### [Collected data entries]
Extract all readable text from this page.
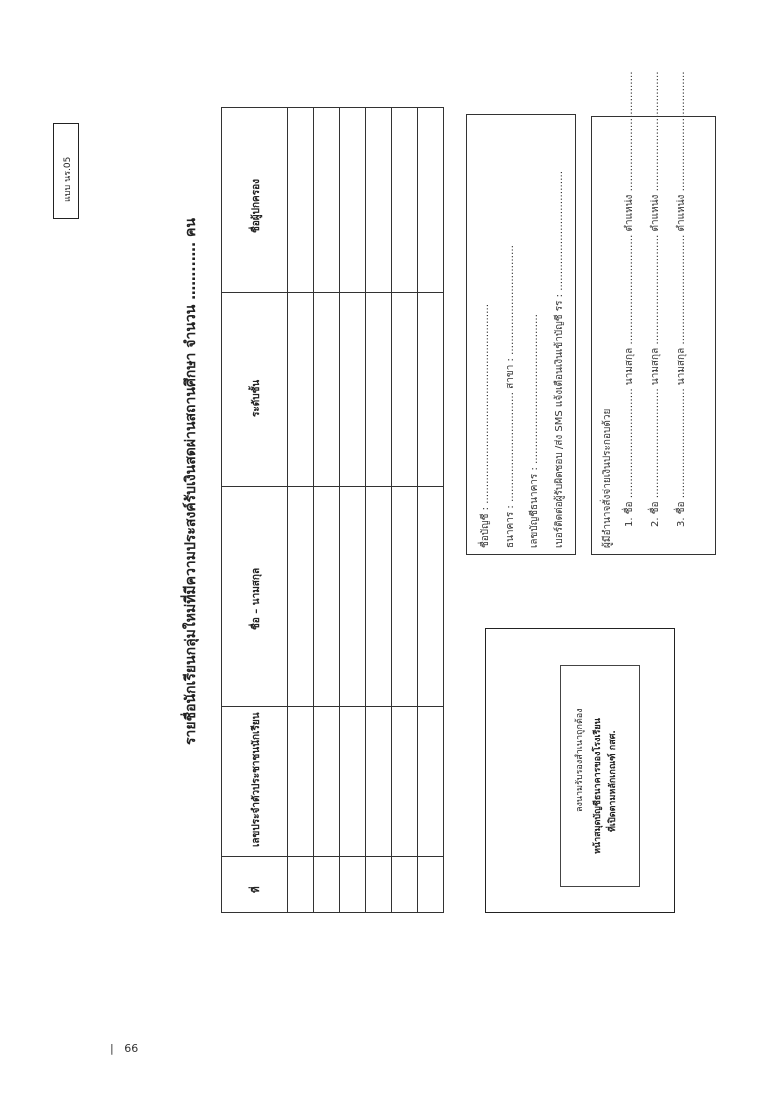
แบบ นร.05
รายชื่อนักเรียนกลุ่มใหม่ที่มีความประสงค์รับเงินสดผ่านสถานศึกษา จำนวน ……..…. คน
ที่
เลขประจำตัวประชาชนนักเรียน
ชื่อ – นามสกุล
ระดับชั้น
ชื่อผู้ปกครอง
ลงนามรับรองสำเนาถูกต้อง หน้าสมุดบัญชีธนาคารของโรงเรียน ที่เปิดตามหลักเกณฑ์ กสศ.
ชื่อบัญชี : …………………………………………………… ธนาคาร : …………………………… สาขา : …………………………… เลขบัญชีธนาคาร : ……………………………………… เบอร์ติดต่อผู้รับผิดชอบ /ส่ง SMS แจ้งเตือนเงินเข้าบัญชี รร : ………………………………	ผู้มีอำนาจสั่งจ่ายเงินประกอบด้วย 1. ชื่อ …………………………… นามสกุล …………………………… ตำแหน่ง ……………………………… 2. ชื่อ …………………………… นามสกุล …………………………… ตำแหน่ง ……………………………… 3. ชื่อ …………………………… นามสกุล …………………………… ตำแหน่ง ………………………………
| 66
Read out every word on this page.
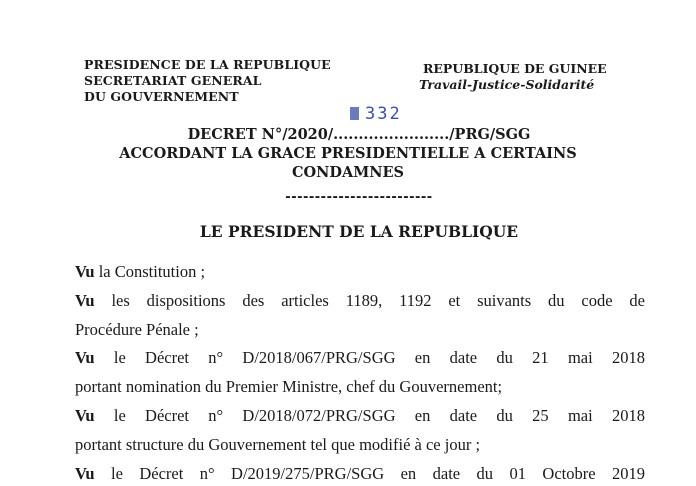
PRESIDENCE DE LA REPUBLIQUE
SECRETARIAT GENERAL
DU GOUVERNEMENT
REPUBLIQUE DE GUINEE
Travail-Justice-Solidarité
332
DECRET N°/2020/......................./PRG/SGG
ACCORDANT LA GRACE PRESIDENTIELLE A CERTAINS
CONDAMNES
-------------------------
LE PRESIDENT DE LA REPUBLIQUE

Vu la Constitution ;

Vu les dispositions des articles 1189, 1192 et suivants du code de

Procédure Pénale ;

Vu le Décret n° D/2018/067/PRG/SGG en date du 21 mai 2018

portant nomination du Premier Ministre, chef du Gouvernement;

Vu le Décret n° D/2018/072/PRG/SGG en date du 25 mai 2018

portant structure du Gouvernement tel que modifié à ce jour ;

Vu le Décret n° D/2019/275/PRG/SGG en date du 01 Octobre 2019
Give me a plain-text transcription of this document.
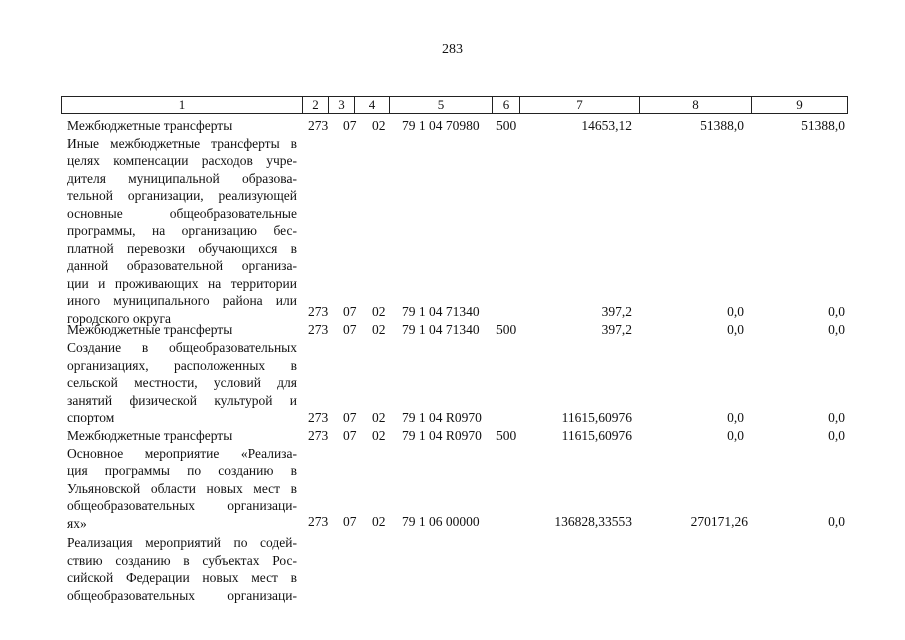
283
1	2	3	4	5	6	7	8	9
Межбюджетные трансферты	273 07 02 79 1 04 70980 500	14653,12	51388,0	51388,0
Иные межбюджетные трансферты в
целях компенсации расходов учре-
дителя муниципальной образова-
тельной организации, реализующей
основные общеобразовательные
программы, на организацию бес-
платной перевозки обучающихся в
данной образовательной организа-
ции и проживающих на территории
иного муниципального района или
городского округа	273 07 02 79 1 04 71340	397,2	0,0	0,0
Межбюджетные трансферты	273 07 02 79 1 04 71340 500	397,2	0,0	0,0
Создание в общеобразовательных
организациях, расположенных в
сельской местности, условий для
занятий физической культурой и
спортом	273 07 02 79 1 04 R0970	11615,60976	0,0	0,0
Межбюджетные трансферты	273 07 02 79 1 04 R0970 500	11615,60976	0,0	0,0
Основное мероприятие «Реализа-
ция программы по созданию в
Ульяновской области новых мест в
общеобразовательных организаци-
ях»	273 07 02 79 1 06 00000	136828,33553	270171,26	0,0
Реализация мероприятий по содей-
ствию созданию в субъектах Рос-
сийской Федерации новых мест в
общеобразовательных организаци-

### [WHAT IS REQUIRED]
Output, exactly, all the records above; include no pictures.

### [RESULT OF THE TASK]
Extract all readable text from this page.
แบบ นร.05
รายชื่อนักเรียนกลุ่มใหม่ที่มีความประสงค์รับเงินสดผ่านสถานศึกษา จำนวน ……..…. คน
ที่
เลขประจำตัวประชาชนนักเรียน
ชื่อ – นามสกุล
ระดับชั้น
ชื่อผู้ปกครอง
ลงนามรับรองสำเนาถูกต้อง หน้าสมุดบัญชีธนาคารของโรงเรียน ที่เปิดตามหลักเกณฑ์ กสศ.
ชื่อบัญชี : …………………………………………………… ธนาคาร : …………………………… สาขา : …………………………… เลขบัญชีธนาคาร : ……………………………………… เบอร์ติดต่อผู้รับผิดชอบ /ส่ง SMS แจ้งเตือนเงินเข้าบัญชี รร : ………………………………	ผู้มีอำนาจสั่งจ่ายเงินประกอบด้วย 1. ชื่อ …………………………… นามสกุล …………………………… ตำแหน่ง ……………………………… 2. ชื่อ …………………………… นามสกุล …………………………… ตำแหน่ง ……………………………… 3. ชื่อ …………………………… นามสกุล …………………………… ตำแหน่ง ………………………………
| 66
Read out every word on this page.
PRESIDENCE DE LA REPUBLIQUE
SECRETARIAT GENERAL
DU GOUVERNEMENT
REPUBLIQUE DE GUINEE
Travail-Justice-Solidarité
332
DECRET N°/2020/......................./PRG/SGG
ACCORDANT LA GRACE PRESIDENTIELLE A CERTAINS
CONDAMNES
-------------------------
LE PRESIDENT DE LA REPUBLIQUE

Vu la Constitution ;

Vu les dispositions des articles 1189, 1192 et suivants du code de

Procédure Pénale ;

Vu le Décret n° D/2018/067/PRG/SGG en date du 21 mai 2018

portant nomination du Premier Ministre, chef du Gouvernement;

Vu le Décret n° D/2018/072/PRG/SGG en date du 25 mai 2018

portant structure du Gouvernement tel que modifié à ce jour ;

Vu le Décret n° D/2019/275/PRG/SGG en date du 01 Octobre 2019
Give me a plain-text transcription of this document.
283
1	2	3	4	5	6	7	8	9
Межбюджетные трансферты	273 07 02 79 1 04 70980 500	14653,12	51388,0	51388,0
Иные межбюджетные трансферты в
целях компенсации расходов учре-
дителя муниципальной образова-
тельной организации, реализующей
основные общеобразовательные
программы, на организацию бес-
платной перевозки обучающихся в
данной образовательной организа-
ции и проживающих на территории
иного муниципального района или
городского округа	273 07 02 79 1 04 71340	397,2	0,0	0,0
Межбюджетные трансферты	273 07 02 79 1 04 71340 500	397,2	0,0	0,0
Создание в общеобразовательных
организациях, расположенных в
сельской местности, условий для
занятий физической культурой и
спортом	273 07 02 79 1 04 R0970	11615,60976	0,0	0,0
Межбюджетные трансферты	273 07 02 79 1 04 R0970 500	11615,60976	0,0	0,0
Основное мероприятие «Реализа-
ция программы по созданию в
Ульяновской области новых мест в
общеобразовательных организаци-
ях»	273 07 02 79 1 06 00000	136828,33553	270171,26	0,0
Реализация мероприятий по содей-
ствию созданию в субъектах Рос-
сийской Федерации новых мест в
общеобразовательных организаци-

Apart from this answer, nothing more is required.